··· Records for the task
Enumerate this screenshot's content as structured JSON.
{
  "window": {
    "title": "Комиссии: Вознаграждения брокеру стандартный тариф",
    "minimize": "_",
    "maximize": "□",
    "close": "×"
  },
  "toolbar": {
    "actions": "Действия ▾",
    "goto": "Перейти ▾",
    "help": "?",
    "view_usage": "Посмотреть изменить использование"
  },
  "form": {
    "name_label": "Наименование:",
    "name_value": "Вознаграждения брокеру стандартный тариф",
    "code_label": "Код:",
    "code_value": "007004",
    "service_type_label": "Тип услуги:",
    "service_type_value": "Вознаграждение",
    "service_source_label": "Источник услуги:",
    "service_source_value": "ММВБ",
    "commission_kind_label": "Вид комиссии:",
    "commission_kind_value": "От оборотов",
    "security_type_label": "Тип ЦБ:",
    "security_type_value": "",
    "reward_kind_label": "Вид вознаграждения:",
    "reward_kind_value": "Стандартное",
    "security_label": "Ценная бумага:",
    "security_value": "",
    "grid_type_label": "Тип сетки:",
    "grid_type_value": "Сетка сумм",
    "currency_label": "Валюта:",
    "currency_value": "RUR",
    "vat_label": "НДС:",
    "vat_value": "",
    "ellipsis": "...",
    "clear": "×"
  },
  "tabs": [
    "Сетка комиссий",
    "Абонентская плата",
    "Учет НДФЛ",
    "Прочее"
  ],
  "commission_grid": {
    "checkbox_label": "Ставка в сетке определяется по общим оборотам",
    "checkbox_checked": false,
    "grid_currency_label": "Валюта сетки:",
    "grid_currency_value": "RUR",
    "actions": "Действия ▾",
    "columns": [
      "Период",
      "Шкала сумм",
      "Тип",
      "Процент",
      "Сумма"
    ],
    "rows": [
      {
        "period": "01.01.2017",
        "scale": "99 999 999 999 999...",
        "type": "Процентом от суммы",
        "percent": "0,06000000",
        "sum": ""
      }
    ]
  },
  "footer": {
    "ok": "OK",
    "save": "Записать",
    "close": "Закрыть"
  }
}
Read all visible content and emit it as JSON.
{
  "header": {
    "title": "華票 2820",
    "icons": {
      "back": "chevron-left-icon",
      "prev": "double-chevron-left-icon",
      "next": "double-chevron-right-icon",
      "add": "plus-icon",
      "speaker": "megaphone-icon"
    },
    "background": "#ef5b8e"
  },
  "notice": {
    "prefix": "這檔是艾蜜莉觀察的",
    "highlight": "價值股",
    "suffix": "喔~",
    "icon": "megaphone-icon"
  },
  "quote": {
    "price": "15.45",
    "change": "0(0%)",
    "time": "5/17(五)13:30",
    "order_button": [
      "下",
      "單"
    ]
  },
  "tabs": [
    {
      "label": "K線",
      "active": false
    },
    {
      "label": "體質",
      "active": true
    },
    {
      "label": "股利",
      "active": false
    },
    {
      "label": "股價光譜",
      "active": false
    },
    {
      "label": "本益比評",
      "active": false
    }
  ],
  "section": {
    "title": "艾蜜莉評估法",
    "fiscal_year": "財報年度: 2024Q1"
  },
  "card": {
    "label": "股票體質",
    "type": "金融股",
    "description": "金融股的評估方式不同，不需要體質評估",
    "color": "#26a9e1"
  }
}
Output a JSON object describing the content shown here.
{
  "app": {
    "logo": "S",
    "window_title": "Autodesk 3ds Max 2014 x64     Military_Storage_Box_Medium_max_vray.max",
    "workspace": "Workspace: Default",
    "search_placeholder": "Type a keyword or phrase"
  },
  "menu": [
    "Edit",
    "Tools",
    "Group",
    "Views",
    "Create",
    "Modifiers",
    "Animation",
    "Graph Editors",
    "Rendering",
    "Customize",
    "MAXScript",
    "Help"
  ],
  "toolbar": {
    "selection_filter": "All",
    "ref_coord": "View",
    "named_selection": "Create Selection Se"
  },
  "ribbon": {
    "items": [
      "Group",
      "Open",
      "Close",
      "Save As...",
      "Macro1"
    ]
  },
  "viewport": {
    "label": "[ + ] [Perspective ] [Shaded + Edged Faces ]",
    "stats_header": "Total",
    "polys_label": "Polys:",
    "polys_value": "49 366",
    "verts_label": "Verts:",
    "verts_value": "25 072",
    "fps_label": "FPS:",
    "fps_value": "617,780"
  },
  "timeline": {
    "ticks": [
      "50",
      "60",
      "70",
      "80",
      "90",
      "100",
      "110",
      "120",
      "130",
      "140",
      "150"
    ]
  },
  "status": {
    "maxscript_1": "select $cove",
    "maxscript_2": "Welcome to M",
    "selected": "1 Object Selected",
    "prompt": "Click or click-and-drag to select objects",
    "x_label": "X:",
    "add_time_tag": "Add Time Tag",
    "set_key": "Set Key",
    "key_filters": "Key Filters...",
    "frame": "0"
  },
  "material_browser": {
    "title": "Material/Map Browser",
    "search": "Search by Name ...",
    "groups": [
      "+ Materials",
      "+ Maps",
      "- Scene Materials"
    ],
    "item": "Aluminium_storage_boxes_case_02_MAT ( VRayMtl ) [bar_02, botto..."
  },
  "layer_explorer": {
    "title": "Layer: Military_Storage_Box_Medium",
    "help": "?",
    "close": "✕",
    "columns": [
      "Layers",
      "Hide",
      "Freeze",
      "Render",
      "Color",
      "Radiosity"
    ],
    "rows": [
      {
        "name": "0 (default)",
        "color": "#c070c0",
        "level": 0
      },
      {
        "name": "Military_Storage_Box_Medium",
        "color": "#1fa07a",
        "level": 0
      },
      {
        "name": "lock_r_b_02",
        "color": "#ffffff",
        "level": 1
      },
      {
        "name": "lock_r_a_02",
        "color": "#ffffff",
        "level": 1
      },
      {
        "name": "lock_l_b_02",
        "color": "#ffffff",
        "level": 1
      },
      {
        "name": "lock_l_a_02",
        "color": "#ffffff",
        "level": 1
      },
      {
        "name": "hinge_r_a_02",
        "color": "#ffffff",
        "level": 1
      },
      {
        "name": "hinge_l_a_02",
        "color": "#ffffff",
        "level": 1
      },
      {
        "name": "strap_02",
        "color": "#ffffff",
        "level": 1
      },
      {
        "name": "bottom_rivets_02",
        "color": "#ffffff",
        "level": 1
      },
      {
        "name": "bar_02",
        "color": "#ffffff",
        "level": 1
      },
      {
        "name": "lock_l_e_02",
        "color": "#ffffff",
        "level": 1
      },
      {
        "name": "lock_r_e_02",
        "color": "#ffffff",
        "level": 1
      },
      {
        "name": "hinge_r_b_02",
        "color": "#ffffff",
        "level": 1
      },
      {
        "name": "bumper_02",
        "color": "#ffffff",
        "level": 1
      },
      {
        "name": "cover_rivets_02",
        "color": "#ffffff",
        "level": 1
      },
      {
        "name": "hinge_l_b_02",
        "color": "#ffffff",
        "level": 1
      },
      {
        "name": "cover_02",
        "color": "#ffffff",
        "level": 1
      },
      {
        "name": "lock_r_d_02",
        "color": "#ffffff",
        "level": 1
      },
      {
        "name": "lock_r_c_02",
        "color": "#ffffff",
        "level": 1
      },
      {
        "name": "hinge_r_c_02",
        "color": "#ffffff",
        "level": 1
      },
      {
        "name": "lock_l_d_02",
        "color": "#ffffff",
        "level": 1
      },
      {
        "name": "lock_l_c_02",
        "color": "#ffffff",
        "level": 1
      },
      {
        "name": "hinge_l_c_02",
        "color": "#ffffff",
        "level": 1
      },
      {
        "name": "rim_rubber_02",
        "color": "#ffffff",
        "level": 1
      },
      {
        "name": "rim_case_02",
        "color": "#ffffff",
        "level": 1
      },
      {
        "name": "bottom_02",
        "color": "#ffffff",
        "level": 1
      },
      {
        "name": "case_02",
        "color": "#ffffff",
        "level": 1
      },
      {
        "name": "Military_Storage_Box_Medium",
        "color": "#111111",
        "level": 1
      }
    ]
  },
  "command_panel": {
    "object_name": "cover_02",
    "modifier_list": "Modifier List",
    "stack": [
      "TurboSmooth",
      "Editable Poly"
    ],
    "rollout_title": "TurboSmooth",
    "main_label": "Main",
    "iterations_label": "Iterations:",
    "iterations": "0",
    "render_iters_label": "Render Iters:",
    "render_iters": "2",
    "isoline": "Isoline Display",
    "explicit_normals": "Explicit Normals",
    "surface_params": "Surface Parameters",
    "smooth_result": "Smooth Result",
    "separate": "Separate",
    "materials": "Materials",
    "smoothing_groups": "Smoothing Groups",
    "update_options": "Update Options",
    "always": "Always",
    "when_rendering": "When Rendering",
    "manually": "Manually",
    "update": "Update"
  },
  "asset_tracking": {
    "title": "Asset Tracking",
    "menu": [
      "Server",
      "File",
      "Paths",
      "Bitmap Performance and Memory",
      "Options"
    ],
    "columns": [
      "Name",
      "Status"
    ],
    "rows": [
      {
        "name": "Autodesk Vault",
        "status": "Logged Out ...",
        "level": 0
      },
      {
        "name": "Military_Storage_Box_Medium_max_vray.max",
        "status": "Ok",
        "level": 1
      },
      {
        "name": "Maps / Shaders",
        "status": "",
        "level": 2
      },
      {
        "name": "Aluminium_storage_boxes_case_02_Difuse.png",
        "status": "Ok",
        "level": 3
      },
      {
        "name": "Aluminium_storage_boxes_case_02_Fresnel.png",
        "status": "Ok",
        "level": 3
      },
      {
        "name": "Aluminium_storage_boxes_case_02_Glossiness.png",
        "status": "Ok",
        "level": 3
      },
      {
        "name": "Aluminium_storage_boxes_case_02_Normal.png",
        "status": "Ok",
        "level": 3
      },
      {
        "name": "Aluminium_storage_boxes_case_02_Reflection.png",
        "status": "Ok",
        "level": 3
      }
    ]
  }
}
······
● **Your objective**
Copy out every line in the listing where the word "JSON" appears.

● **Task response**
Enumerate this screenshot's content as structured JSON.
Read all visible content and emit it as JSON.
Output a JSON object describing the content shown here.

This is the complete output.